Gather every line holding the string "linken".
* begin Material supplied *
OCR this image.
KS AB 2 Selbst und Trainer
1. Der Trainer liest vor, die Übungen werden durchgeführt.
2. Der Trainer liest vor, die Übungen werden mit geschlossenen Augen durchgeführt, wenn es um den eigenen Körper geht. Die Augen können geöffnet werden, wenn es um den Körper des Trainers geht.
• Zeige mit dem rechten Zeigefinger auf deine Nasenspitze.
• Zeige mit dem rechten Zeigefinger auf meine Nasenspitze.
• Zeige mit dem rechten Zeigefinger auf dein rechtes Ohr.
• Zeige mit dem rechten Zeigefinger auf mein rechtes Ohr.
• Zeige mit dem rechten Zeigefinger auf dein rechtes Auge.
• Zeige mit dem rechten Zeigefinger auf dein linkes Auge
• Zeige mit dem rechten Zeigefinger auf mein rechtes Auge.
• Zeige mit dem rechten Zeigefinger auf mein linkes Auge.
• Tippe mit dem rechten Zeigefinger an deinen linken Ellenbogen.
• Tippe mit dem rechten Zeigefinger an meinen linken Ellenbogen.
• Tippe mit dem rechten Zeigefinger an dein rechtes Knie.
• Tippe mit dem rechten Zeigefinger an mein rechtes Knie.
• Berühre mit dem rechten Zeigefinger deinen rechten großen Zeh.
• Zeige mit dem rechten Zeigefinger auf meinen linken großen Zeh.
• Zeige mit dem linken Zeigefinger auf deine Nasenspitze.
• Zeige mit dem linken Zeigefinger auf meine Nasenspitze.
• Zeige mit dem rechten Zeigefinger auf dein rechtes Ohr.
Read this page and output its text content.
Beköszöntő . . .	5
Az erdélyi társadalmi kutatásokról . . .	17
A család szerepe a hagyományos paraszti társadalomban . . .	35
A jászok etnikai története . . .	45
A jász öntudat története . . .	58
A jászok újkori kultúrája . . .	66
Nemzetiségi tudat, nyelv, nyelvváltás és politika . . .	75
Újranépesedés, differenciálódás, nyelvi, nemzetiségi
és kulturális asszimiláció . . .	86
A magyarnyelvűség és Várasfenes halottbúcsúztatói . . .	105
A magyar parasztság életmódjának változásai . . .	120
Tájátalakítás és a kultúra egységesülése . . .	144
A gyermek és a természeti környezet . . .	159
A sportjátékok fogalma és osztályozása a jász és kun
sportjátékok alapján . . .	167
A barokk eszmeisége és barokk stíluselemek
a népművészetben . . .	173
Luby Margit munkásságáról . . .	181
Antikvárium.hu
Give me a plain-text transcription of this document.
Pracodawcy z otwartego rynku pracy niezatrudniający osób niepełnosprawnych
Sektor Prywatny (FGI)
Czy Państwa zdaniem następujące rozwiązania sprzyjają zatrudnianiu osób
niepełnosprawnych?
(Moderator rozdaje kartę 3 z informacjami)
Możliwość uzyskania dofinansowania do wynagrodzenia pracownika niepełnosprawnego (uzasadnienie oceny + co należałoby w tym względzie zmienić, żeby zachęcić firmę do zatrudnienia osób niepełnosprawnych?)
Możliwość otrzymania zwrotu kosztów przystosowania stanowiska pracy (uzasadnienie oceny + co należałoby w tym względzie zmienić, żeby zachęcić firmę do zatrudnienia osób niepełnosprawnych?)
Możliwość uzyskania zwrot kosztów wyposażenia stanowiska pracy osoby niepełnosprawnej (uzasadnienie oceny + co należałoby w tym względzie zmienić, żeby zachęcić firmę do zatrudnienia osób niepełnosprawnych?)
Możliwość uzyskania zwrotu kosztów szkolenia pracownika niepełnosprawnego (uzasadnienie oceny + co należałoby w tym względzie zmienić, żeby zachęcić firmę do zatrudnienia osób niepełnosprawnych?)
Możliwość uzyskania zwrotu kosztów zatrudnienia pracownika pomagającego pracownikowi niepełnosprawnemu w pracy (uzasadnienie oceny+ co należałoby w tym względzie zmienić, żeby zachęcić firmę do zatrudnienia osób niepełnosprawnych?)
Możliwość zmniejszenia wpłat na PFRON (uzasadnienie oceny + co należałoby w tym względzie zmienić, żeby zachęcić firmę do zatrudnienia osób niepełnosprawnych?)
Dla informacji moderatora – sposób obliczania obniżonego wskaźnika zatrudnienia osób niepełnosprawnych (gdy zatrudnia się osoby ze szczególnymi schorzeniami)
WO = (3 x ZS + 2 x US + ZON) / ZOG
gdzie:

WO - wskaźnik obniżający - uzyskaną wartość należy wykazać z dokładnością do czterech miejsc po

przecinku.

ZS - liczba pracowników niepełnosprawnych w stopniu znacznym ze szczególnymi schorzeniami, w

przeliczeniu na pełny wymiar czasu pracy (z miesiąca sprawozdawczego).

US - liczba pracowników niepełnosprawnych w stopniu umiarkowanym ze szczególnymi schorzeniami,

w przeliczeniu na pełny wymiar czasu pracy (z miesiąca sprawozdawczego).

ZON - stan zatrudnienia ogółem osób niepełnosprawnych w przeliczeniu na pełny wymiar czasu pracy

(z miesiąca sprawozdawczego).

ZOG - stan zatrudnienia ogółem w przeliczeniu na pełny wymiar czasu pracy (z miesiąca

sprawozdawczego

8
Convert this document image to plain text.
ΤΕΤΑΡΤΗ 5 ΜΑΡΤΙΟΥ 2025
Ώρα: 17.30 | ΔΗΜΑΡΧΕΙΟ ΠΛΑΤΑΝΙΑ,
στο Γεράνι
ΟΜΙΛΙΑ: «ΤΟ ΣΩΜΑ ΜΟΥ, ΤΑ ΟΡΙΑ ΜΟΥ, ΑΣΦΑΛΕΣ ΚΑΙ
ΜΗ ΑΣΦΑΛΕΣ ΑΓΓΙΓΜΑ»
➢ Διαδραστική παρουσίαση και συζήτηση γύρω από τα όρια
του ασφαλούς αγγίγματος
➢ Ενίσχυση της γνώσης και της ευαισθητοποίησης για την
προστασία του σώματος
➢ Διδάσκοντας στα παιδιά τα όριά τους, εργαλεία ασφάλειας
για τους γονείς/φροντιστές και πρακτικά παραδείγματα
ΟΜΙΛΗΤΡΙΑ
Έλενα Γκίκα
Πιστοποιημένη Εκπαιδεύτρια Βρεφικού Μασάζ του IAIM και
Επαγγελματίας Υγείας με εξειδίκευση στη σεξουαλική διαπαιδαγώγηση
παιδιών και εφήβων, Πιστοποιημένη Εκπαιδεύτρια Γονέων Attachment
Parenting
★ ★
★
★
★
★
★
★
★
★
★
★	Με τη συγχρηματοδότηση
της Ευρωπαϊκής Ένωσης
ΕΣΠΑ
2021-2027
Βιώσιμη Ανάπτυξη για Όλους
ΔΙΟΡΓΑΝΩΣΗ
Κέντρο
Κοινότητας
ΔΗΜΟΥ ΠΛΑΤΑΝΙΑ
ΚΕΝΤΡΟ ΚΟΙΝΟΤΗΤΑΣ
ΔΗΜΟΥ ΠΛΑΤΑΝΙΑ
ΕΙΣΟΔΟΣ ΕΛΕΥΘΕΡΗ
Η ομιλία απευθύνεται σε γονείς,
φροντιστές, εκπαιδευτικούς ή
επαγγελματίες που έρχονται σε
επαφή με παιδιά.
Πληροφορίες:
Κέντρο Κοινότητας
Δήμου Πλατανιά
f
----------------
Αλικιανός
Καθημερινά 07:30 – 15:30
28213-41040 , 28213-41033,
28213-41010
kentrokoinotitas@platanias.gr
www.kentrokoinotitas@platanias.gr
* end Material supplied *
## Worked solution
• Tippe mit dem rechten Zeigefinger an deinen linken Ellenbogen.
• Tippe mit dem rechten Zeigefinger an meinen linken Ellenbogen.
• Zeige mit dem rechten Zeigefinger auf meinen linken großen Zeh.
• Zeige mit dem linken Zeigefinger auf deine Nasenspitze.
• Zeige mit dem linken Zeigefinger auf meine Nasenspitze.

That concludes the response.